In the entries below, find every line holding the string "bidden" and collect it.

Saved entries:
⟨

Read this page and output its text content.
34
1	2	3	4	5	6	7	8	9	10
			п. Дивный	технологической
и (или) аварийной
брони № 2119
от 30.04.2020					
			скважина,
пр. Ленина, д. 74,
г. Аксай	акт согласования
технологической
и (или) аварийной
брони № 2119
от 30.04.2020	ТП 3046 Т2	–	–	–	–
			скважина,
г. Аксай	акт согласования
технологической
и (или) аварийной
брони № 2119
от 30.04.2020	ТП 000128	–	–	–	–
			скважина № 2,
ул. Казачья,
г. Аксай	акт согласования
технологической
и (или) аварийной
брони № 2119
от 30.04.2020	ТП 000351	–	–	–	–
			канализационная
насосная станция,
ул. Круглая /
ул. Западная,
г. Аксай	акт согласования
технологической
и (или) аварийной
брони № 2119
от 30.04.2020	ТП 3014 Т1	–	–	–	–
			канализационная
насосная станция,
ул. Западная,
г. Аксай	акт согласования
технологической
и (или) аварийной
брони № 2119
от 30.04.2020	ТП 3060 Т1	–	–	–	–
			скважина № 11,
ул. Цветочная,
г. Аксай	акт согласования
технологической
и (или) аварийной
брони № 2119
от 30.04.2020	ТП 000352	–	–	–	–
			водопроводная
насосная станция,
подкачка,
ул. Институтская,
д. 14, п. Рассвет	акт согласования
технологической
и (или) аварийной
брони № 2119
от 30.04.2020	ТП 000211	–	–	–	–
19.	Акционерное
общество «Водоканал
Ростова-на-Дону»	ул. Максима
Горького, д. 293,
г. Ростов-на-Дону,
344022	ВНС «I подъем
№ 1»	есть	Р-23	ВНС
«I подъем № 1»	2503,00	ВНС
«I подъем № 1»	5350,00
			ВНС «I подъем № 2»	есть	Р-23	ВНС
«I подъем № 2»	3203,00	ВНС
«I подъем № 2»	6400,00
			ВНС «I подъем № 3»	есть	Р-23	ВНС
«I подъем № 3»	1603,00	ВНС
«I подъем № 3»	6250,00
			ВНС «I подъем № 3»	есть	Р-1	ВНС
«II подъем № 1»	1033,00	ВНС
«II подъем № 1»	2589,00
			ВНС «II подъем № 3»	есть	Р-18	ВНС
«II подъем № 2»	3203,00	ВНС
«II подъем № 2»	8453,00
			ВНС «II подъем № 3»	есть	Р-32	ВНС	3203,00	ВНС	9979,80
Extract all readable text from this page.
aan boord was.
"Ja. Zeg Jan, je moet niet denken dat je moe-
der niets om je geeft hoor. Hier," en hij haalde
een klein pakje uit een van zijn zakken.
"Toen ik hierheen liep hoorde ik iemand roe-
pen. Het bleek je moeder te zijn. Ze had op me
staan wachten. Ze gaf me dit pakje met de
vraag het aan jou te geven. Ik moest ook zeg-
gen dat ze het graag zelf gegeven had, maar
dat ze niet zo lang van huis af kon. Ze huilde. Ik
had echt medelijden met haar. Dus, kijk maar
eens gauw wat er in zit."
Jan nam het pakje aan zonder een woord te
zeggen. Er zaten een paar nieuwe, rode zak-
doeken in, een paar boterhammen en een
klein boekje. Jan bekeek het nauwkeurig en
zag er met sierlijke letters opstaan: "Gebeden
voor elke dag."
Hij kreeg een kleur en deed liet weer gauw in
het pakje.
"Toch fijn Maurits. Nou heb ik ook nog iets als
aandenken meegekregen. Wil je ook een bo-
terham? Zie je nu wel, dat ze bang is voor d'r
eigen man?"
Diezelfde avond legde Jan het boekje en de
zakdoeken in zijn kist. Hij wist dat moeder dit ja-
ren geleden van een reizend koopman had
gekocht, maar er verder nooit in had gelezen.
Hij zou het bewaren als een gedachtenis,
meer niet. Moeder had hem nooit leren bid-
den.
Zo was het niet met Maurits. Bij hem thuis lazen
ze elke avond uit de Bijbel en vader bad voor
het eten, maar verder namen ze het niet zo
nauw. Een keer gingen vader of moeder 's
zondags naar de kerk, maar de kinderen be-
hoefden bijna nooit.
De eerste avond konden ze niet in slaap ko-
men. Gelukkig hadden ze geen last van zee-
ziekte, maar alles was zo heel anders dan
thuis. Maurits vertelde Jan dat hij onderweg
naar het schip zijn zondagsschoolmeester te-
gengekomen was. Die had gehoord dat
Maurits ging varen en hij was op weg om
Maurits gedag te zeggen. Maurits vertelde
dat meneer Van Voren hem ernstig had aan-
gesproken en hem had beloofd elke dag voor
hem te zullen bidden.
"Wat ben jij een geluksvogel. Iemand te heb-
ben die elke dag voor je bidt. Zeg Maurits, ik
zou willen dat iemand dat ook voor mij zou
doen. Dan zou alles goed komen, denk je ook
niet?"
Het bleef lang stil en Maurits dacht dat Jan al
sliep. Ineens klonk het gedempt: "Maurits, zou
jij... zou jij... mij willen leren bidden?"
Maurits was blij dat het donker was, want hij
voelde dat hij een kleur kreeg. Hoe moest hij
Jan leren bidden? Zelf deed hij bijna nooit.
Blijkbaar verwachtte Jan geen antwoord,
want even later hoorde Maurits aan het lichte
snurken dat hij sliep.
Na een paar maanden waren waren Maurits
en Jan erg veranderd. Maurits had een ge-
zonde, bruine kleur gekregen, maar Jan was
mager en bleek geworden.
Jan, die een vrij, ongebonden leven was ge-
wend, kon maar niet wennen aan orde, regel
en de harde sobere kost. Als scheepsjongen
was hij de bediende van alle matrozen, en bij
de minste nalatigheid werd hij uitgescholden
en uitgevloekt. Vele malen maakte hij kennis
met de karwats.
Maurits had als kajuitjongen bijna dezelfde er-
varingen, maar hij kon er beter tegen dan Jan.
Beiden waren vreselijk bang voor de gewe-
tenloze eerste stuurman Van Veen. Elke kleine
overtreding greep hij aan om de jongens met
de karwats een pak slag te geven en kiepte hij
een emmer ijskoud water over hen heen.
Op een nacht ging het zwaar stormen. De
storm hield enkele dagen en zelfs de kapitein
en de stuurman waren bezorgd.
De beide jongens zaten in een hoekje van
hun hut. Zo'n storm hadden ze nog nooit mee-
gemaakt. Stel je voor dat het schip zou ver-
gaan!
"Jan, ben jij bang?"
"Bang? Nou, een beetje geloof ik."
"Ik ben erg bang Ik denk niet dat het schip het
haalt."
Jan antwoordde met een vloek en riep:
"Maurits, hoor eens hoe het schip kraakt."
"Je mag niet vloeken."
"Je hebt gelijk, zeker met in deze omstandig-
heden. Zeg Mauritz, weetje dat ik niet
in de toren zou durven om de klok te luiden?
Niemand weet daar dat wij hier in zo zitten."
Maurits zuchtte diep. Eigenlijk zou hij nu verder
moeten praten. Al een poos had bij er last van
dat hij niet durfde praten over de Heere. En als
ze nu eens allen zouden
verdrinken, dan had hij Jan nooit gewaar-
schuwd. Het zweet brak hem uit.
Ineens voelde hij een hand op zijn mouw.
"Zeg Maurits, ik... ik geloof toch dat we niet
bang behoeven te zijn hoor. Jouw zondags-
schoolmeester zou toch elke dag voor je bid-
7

⟩

CORRECT RESULT:
hem te zullen bidden.
jij... zou jij... mij willen leren bidden?"
Jan leren bidden? Zelf deed hij bijna nooit.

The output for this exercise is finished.